Output the data exactly, with every line intact.

= = = =

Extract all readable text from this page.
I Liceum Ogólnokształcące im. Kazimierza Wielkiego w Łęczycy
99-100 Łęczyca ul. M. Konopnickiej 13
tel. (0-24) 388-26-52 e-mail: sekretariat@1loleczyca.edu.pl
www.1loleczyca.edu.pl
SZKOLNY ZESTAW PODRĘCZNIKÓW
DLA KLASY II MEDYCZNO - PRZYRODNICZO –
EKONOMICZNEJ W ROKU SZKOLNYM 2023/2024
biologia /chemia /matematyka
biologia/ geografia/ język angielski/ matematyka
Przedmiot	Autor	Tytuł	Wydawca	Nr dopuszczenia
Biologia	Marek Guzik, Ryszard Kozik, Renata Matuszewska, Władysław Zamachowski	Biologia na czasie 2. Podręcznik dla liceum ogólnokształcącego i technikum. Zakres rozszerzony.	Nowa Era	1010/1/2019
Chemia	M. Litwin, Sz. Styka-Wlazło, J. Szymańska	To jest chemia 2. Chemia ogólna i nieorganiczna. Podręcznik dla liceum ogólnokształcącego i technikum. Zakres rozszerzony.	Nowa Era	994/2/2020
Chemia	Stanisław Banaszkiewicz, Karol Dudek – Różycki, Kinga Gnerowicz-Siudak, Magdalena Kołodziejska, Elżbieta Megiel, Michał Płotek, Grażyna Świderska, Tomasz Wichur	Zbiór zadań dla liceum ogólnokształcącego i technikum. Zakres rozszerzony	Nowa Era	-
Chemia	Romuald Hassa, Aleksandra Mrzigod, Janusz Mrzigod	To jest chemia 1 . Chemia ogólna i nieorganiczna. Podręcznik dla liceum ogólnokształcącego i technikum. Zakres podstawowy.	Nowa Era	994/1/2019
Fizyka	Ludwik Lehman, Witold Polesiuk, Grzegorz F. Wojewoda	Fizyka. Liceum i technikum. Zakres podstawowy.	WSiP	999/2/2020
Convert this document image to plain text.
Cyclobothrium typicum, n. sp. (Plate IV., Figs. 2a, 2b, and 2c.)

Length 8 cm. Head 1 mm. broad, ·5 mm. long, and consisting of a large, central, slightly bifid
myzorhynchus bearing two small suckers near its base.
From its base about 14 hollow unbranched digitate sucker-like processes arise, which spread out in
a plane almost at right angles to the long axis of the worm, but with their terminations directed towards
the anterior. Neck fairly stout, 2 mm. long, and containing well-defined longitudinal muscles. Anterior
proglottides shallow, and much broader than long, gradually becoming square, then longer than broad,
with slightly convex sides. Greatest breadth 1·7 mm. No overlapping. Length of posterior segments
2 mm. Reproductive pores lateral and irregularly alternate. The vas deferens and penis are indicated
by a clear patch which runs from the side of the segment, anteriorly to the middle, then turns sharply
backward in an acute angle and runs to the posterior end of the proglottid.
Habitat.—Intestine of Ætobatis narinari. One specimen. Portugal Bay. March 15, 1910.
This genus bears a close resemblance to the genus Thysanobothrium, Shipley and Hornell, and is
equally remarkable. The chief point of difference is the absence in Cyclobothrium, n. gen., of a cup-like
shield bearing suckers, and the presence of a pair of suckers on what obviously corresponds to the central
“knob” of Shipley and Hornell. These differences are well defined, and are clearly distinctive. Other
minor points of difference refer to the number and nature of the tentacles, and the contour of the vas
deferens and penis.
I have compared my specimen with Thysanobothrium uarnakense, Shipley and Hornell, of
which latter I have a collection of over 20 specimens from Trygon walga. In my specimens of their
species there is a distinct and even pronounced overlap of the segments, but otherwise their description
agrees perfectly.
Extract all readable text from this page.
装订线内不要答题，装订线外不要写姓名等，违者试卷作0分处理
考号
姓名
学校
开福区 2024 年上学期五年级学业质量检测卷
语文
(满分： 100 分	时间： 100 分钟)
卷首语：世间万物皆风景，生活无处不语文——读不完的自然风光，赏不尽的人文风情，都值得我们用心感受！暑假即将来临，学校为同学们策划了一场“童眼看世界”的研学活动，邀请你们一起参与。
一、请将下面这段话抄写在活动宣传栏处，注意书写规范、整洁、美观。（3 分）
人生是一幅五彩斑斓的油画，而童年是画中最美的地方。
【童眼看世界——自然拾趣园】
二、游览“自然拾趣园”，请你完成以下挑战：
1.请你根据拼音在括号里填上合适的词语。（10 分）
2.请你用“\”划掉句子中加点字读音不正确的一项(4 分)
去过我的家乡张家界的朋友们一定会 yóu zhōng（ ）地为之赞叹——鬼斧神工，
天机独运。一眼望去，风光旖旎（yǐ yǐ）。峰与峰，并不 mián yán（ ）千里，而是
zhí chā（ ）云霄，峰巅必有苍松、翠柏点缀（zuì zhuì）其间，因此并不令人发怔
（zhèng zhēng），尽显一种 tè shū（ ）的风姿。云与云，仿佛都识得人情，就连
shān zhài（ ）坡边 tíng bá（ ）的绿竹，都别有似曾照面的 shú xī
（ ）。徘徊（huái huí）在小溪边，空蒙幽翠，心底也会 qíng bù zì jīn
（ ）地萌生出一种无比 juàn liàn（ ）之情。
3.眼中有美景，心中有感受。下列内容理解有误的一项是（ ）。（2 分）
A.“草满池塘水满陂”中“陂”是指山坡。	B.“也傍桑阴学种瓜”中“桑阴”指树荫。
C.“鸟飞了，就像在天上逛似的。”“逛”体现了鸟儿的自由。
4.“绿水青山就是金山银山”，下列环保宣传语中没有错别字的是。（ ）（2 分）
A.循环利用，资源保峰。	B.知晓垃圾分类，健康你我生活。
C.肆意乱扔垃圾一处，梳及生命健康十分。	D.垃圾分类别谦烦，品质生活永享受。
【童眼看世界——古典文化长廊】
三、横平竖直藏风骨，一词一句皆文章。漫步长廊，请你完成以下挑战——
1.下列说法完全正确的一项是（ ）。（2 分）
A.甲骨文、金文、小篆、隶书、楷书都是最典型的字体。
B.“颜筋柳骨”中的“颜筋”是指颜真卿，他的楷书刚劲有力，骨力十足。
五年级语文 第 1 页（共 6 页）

= = = =

TASK ANSWER:
Extract all readable text from this page.
I Liceum Ogólnokształcące im. Kazimierza Wielkiego w Łęczycy
99-100 Łęczyca ul. M. Konopnickiej 13
tel. (0-24) 388-26-52 e-mail: sekretariat@1loleczyca.edu.pl
www.1loleczyca.edu.pl
SZKOLNY ZESTAW PODRĘCZNIKÓW
DLA KLASY II MEDYCZNO - PRZYRODNICZO –
EKONOMICZNEJ W ROKU SZKOLNYM 2023/2024
biologia /chemia /matematyka
biologia/ geografia/ język angielski/ matematyka
Przedmiot	Autor	Tytuł	Wydawca	Nr dopuszczenia
Biologia	Marek Guzik, Ryszard Kozik, Renata Matuszewska, Władysław Zamachowski	Biologia na czasie 2. Podręcznik dla liceum ogólnokształcącego i technikum. Zakres rozszerzony.	Nowa Era	1010/1/2019
Chemia	M. Litwin, Sz. Styka-Wlazło, J. Szymańska	To jest chemia 2. Chemia ogólna i nieorganiczna. Podręcznik dla liceum ogólnokształcącego i technikum. Zakres rozszerzony.	Nowa Era	994/2/2020
Chemia	Stanisław Banaszkiewicz, Karol Dudek – Różycki, Kinga Gnerowicz-Siudak, Magdalena Kołodziejska, Elżbieta Megiel, Michał Płotek, Grażyna Świderska, Tomasz Wichur	Zbiór zadań dla liceum ogólnokształcącego i technikum. Zakres rozszerzony	Nowa Era	-
Chemia	Romuald Hassa, Aleksandra Mrzigod, Janusz Mrzigod	To jest chemia 1 . Chemia ogólna i nieorganiczna. Podręcznik dla liceum ogólnokształcącego i technikum. Zakres podstawowy.	Nowa Era	994/1/2019
Fizyka	Ludwik Lehman, Witold Polesiuk, Grzegorz F. Wojewoda	Fizyka. Liceum i technikum. Zakres podstawowy.	WSiP	999/2/2020
Convert this document image to plain text.
Cyclobothrium typicum, n. sp. (Plate IV., Figs. 2a, 2b, and 2c.)

Length 8 cm. Head 1 mm. broad, ·5 mm. long, and consisting of a large, central, slightly bifid
myzorhynchus bearing two small suckers near its base.
From its base about 14 hollow unbranched digitate sucker-like processes arise, which spread out in
a plane almost at right angles to the long axis of the worm, but with their terminations directed towards
the anterior. Neck fairly stout, 2 mm. long, and containing well-defined longitudinal muscles. Anterior
proglottides shallow, and much broader than long, gradually becoming square, then longer than broad,
with slightly convex sides. Greatest breadth 1·7 mm. No overlapping. Length of posterior segments
2 mm. Reproductive pores lateral and irregularly alternate. The vas deferens and penis are indicated
by a clear patch which runs from the side of the segment, anteriorly to the middle, then turns sharply
backward in an acute angle and runs to the posterior end of the proglottid.
Habitat.—Intestine of Ætobatis narinari. One specimen. Portugal Bay. March 15, 1910.
This genus bears a close resemblance to the genus Thysanobothrium, Shipley and Hornell, and is
equally remarkable. The chief point of difference is the absence in Cyclobothrium, n. gen., of a cup-like
shield bearing suckers, and the presence of a pair of suckers on what obviously corresponds to the central
“knob” of Shipley and Hornell. These differences are well defined, and are clearly distinctive. Other
minor points of difference refer to the number and nature of the tentacles, and the contour of the vas
deferens and penis.
I have compared my specimen with Thysanobothrium uarnakense, Shipley and Hornell, of
which latter I have a collection of over 20 specimens from Trygon walga. In my specimens of their
species there is a distinct and even pronounced overlap of the segments, but otherwise their description
agrees perfectly.
Extract all readable text from this page.
装订线内不要答题，装订线外不要写姓名等，违者试卷作0分处理
考号
姓名
学校
开福区 2024 年上学期五年级学业质量检测卷
语文
(满分： 100 分	时间： 100 分钟)
卷首语：世间万物皆风景，生活无处不语文——读不完的自然风光，赏不尽的人文风情，都值得我们用心感受！暑假即将来临，学校为同学们策划了一场“童眼看世界”的研学活动，邀请你们一起参与。
一、请将下面这段话抄写在活动宣传栏处，注意书写规范、整洁、美观。（3 分）
人生是一幅五彩斑斓的油画，而童年是画中最美的地方。
【童眼看世界——自然拾趣园】
二、游览“自然拾趣园”，请你完成以下挑战：
1.请你根据拼音在括号里填上合适的词语。（10 分）
2.请你用“\”划掉句子中加点字读音不正确的一项(4 分)
去过我的家乡张家界的朋友们一定会 yóu zhōng（ ）地为之赞叹——鬼斧神工，
天机独运。一眼望去，风光旖旎（yǐ yǐ）。峰与峰，并不 mián yán（ ）千里，而是
zhí chā（ ）云霄，峰巅必有苍松、翠柏点缀（zuì zhuì）其间，因此并不令人发怔
（zhèng zhēng），尽显一种 tè shū（ ）的风姿。云与云，仿佛都识得人情，就连
shān zhài（ ）坡边 tíng bá（ ）的绿竹，都别有似曾照面的 shú xī
（ ）。徘徊（huái huí）在小溪边，空蒙幽翠，心底也会 qíng bù zì jīn
（ ）地萌生出一种无比 juàn liàn（ ）之情。
3.眼中有美景，心中有感受。下列内容理解有误的一项是（ ）。（2 分）
A.“草满池塘水满陂”中“陂”是指山坡。	B.“也傍桑阴学种瓜”中“桑阴”指树荫。
C.“鸟飞了，就像在天上逛似的。”“逛”体现了鸟儿的自由。
4.“绿水青山就是金山银山”，下列环保宣传语中没有错别字的是。（ ）（2 分）
A.循环利用，资源保峰。	B.知晓垃圾分类，健康你我生活。
C.肆意乱扔垃圾一处，梳及生命健康十分。	D.垃圾分类别谦烦，品质生活永享受。
【童眼看世界——古典文化长廊】
三、横平竖直藏风骨，一词一句皆文章。漫步长廊，请你完成以下挑战——
1.下列说法完全正确的一项是（ ）。（2 分）
A.甲骨文、金文、小篆、隶书、楷书都是最典型的字体。
B.“颜筋柳骨”中的“颜筋”是指颜真卿，他的楷书刚劲有力，骨力十足。
五年级语文 第 1 页（共 6 页）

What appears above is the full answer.